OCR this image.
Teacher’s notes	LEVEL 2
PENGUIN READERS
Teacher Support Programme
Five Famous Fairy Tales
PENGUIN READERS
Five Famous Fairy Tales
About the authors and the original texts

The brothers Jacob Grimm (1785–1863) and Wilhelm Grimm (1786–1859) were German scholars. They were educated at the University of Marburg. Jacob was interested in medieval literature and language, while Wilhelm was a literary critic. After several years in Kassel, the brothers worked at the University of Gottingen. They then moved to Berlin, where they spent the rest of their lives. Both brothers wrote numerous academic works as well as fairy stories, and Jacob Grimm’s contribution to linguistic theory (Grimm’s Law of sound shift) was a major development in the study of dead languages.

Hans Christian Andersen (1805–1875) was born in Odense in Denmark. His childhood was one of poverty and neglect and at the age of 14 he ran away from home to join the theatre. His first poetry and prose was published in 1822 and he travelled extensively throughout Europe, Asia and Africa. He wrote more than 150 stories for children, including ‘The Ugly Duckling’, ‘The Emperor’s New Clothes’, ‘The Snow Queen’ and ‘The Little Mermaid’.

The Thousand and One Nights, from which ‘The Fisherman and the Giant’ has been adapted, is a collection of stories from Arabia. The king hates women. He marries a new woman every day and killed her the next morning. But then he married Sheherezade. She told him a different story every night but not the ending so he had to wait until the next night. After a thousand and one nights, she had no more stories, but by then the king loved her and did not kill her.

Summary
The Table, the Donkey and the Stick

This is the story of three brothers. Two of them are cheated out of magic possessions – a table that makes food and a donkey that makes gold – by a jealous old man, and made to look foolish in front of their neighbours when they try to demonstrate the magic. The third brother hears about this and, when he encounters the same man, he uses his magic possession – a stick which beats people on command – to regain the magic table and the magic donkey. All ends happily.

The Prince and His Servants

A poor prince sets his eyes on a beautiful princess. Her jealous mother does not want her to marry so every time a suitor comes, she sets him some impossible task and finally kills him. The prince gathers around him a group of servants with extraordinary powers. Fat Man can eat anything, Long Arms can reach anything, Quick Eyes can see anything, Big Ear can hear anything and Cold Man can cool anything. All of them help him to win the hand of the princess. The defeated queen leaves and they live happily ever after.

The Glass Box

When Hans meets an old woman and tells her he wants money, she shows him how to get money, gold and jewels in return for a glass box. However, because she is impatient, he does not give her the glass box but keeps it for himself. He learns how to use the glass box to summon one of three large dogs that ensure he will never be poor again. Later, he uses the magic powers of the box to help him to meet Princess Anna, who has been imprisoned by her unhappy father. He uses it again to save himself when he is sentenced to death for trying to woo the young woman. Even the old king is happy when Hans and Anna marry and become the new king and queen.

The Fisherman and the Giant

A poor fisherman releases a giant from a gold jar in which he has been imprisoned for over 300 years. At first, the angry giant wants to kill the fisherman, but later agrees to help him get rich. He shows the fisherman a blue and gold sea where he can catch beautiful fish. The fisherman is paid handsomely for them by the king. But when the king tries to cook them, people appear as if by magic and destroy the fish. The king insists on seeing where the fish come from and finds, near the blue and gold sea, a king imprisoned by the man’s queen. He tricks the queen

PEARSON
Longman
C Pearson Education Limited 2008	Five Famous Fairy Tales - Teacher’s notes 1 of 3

• • • • •

◆ REQUIRED TASK ◆
Scan the material above. Copy each line where "their" occurs.

◆ SOLUTION TO THIS TASK ◆
The brothers Jacob Grimm (1785–1863) and Wilhelm Grimm (1786–1859) were German scholars. They were educated at the University of Marburg. Jacob was interested in medieval literature and language, while Wilhelm was a literary critic. After several years in Kassel, the brothers worked at the University of Gottingen. They then moved to Berlin, where they spent the rest of their lives. Both brothers wrote numerous academic works as well as fairy stories, and Jacob Grimm’s contribution to linguistic theory (Grimm’s Law of sound shift) was a major development in the study of dead languages.
This is the story of three brothers. Two of them are cheated out of magic possessions – a table that makes food and a donkey that makes gold – by a jealous old man, and made to look foolish in front of their neighbours when they try to demonstrate the magic. The third brother hears about this and, when he encounters the same man, he uses his magic possession – a stick which beats people on command – to regain the magic table and the magic donkey. All ends happily.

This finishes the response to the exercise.